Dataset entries
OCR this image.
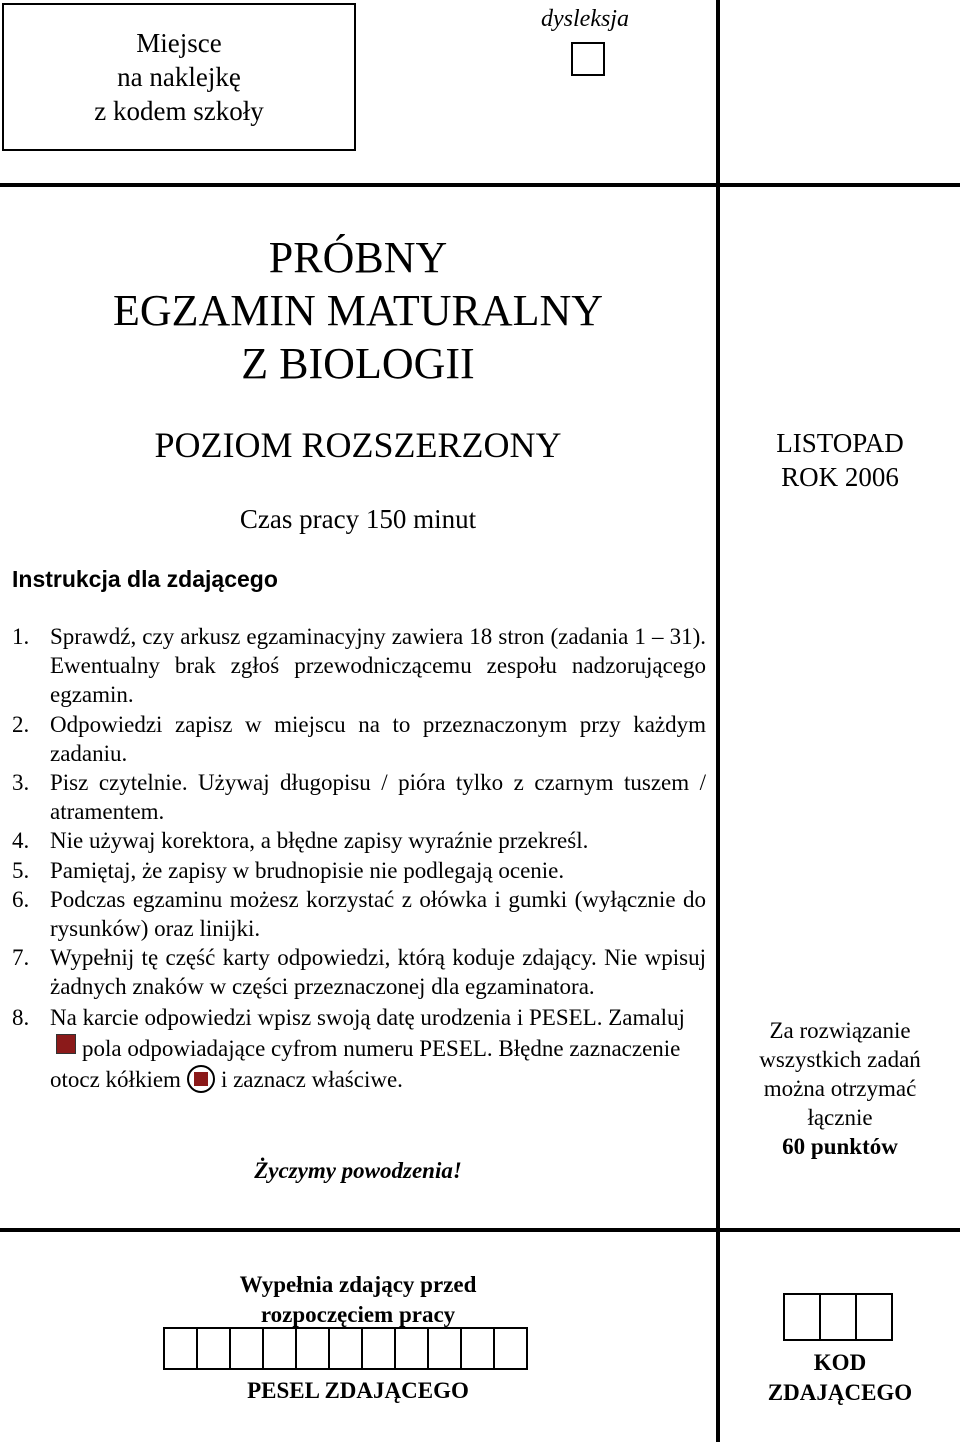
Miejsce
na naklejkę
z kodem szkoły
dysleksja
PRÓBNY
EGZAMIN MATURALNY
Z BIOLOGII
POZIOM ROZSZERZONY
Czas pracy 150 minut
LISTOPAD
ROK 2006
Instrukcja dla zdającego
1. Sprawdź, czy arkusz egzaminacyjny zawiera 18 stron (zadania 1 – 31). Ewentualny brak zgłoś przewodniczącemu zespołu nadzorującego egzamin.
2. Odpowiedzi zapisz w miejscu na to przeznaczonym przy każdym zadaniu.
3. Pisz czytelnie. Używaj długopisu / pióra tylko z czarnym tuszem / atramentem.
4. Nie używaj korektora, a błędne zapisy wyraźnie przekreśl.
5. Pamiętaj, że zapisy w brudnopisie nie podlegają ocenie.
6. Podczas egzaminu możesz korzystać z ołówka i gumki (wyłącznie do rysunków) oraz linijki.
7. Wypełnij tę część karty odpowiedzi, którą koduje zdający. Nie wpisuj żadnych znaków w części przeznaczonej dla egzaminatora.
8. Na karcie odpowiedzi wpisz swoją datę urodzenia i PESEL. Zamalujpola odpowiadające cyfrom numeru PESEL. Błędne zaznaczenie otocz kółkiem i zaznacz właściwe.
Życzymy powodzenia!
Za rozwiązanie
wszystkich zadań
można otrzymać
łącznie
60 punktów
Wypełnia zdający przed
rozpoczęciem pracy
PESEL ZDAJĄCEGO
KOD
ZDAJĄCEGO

...

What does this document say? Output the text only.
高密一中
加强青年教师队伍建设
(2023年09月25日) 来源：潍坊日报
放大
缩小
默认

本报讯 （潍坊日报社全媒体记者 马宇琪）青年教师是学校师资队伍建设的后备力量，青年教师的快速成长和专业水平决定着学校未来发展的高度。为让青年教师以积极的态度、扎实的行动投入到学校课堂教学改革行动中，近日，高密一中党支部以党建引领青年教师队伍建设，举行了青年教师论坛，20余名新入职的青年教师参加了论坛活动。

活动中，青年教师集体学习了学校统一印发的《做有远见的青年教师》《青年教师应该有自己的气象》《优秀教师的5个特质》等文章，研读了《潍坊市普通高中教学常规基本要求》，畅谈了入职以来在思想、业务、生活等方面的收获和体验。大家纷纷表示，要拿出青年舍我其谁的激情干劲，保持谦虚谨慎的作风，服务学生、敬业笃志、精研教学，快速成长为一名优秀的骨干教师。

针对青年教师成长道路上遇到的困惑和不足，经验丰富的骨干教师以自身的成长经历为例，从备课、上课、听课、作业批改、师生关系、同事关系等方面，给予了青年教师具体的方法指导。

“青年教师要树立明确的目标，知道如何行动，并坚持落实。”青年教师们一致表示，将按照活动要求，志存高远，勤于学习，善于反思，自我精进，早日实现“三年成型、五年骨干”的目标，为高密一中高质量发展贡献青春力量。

...

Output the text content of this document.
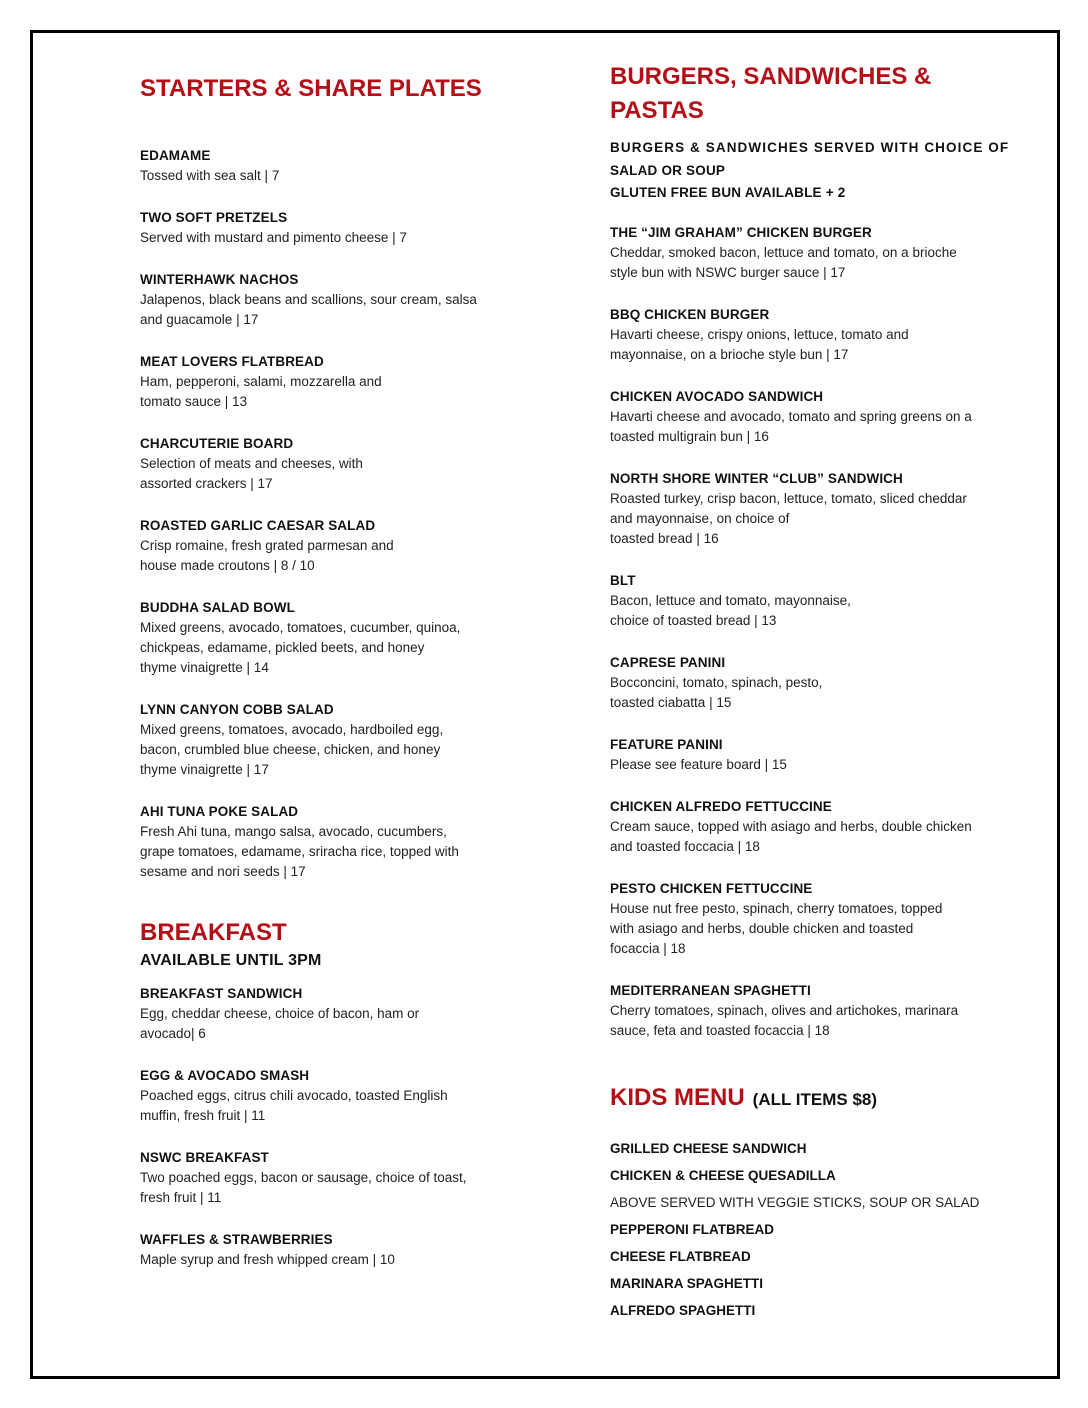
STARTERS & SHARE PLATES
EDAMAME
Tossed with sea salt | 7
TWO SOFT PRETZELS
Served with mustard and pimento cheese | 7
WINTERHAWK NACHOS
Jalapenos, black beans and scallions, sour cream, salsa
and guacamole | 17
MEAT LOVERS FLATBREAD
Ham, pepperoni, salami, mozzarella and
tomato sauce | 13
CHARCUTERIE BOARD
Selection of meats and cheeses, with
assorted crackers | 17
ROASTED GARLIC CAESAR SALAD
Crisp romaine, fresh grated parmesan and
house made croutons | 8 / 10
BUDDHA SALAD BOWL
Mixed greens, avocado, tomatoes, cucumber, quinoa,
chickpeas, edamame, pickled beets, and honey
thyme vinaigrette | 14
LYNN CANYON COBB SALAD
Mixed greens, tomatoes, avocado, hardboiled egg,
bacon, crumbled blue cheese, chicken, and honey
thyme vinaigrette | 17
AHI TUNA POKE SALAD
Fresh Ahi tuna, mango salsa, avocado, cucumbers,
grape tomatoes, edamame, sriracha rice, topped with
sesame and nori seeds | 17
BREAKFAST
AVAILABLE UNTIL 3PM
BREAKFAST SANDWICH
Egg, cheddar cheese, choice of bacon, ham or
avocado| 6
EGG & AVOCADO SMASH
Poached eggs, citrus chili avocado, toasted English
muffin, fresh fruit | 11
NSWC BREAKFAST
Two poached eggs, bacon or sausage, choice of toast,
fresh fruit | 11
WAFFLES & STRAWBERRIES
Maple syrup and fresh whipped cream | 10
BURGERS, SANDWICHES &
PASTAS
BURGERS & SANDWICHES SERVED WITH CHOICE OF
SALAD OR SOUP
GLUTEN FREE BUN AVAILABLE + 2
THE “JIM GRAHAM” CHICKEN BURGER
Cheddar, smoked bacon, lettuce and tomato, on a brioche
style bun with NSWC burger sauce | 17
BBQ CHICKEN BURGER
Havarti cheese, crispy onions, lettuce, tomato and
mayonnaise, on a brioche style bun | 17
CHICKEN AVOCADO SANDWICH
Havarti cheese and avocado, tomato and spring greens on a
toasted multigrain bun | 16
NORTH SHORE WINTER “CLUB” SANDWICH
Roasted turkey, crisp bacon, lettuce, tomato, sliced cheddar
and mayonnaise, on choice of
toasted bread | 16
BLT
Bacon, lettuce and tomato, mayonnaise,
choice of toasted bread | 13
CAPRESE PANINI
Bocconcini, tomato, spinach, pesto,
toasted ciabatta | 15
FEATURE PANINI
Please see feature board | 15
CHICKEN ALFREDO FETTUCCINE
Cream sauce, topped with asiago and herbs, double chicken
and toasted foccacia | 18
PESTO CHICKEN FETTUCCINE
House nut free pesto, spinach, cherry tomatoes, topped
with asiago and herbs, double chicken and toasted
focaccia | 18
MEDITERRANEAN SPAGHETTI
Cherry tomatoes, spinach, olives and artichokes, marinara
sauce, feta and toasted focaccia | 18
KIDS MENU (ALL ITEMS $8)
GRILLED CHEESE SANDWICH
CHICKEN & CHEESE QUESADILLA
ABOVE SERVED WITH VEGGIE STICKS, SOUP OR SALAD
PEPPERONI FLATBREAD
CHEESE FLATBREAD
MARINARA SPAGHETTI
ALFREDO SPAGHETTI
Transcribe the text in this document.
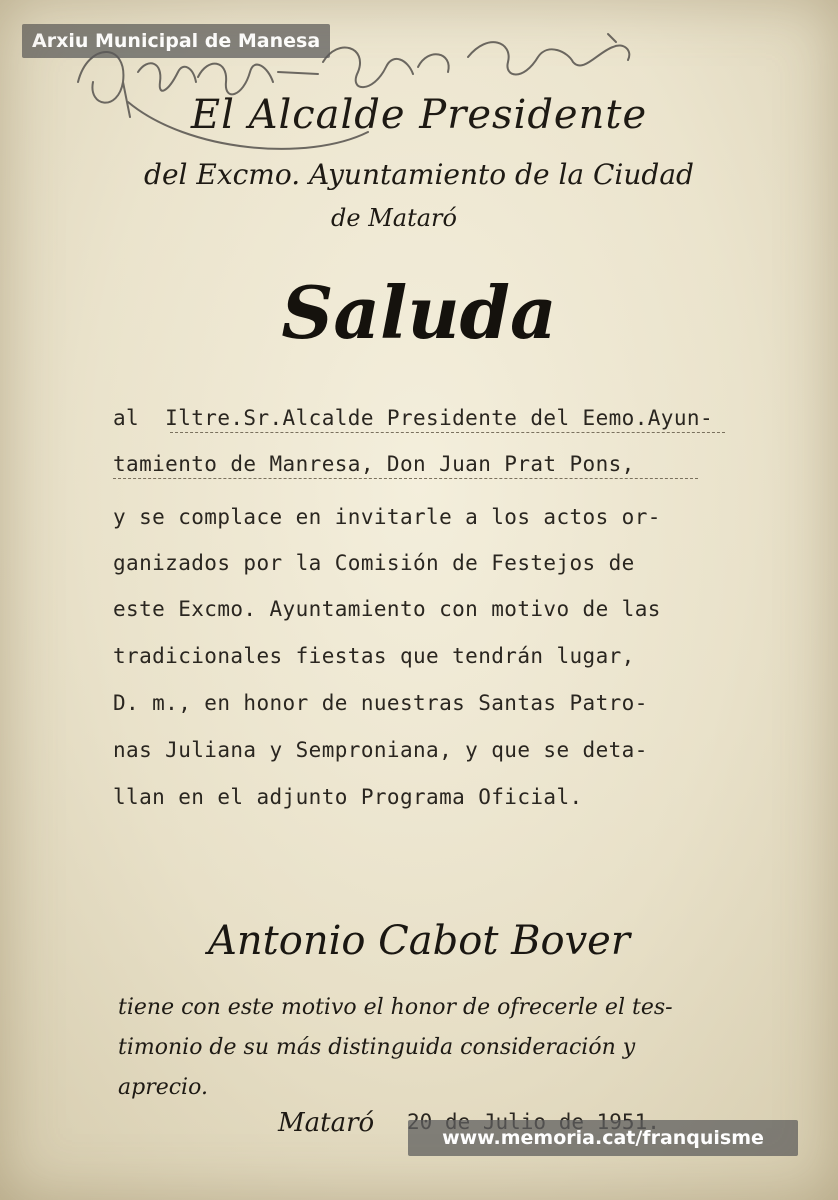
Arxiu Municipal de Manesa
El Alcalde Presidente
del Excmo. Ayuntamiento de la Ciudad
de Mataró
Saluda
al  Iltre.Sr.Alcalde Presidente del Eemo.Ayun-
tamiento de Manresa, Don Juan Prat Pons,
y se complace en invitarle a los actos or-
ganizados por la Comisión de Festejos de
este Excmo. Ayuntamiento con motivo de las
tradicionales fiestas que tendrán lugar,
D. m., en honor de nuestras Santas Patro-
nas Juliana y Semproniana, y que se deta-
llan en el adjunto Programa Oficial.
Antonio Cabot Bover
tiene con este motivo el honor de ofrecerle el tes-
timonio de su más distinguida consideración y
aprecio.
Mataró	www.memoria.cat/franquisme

#### GOAL
Only the number is wanted: how many lines of the material contain the word "PESEL"?

#### TASK RESPONSE
2